Pull out every line with the word "BIRTH".

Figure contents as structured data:
— BEGIN —
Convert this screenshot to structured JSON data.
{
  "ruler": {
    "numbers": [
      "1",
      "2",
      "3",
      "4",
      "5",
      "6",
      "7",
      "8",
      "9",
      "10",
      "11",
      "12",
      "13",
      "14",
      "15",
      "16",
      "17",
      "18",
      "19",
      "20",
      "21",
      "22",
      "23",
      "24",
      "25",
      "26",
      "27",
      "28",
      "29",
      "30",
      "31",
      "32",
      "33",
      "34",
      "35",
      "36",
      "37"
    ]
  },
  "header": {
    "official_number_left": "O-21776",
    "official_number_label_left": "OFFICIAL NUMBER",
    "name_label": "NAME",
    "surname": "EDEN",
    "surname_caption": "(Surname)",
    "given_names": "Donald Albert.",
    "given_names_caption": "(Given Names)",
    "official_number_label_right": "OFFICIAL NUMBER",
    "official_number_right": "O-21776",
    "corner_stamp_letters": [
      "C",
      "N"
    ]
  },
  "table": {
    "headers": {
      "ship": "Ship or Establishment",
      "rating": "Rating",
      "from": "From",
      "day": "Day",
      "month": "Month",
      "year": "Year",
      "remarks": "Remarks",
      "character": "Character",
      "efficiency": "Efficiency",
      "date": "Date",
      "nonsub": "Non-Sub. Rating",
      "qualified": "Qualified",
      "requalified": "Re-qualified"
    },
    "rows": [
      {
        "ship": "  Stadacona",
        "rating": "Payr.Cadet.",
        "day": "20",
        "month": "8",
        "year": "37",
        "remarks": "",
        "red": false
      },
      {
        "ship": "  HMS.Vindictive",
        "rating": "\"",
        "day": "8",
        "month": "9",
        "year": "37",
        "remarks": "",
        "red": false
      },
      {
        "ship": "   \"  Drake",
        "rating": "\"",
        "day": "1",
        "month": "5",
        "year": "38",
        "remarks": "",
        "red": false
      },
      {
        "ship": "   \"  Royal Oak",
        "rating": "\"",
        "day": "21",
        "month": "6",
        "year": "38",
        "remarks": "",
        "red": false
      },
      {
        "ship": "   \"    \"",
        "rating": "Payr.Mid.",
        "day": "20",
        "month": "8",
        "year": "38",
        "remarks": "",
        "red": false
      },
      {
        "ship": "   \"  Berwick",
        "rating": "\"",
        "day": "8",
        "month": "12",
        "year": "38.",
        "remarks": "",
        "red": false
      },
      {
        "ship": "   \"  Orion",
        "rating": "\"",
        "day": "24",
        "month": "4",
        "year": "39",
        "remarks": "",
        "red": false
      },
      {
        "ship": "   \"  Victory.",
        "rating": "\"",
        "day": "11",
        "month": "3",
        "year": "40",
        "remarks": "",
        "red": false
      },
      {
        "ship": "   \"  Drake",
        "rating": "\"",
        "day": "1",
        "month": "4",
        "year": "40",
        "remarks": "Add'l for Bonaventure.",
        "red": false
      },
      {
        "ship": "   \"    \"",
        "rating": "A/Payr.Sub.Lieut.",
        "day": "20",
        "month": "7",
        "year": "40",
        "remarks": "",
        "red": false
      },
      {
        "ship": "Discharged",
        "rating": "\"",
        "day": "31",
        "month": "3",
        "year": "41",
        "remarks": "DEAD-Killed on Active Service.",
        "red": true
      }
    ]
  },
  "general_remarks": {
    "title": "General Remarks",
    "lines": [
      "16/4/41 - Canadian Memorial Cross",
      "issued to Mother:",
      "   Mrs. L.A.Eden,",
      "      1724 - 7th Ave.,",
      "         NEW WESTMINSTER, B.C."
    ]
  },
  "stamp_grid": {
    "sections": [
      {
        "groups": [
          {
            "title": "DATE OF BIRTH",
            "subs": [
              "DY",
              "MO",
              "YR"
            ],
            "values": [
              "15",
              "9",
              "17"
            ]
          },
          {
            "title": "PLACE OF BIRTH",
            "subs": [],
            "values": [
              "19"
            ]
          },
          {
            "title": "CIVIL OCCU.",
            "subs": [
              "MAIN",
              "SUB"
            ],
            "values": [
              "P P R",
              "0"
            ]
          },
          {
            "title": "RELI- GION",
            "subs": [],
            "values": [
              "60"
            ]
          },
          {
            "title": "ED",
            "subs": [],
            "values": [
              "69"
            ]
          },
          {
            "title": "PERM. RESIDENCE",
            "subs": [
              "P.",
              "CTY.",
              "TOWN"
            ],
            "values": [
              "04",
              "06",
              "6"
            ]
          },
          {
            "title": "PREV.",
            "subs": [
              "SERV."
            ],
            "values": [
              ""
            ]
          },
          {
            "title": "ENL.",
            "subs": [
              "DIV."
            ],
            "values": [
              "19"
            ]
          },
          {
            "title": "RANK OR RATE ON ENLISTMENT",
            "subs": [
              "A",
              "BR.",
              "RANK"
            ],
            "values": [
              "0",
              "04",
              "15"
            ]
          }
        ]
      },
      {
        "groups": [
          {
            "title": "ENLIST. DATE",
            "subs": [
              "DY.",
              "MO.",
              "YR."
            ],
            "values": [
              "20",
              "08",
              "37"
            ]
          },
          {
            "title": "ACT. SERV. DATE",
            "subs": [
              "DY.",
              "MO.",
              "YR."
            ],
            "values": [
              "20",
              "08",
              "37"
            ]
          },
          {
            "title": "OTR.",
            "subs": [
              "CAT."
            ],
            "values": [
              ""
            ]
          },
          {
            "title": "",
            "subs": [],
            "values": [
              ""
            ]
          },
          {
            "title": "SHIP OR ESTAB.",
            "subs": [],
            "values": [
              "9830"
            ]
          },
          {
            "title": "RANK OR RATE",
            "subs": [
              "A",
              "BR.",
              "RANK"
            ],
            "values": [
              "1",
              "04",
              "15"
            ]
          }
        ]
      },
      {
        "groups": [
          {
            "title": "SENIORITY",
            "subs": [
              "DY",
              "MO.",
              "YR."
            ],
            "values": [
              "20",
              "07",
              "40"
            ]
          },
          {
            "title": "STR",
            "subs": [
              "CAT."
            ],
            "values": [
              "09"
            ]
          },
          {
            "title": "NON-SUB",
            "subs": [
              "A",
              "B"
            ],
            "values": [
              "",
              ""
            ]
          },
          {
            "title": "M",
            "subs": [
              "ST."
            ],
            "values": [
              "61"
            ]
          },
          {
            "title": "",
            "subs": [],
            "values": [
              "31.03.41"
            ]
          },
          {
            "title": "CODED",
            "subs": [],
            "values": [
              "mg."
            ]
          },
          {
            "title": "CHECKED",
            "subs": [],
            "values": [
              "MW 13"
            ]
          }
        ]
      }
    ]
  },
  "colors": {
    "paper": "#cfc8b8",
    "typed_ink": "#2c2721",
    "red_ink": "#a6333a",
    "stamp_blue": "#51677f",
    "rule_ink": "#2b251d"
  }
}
— END —
- Response -
            "title": "DATE OF BIRTH",
            "title": "PLACE OF BIRTH",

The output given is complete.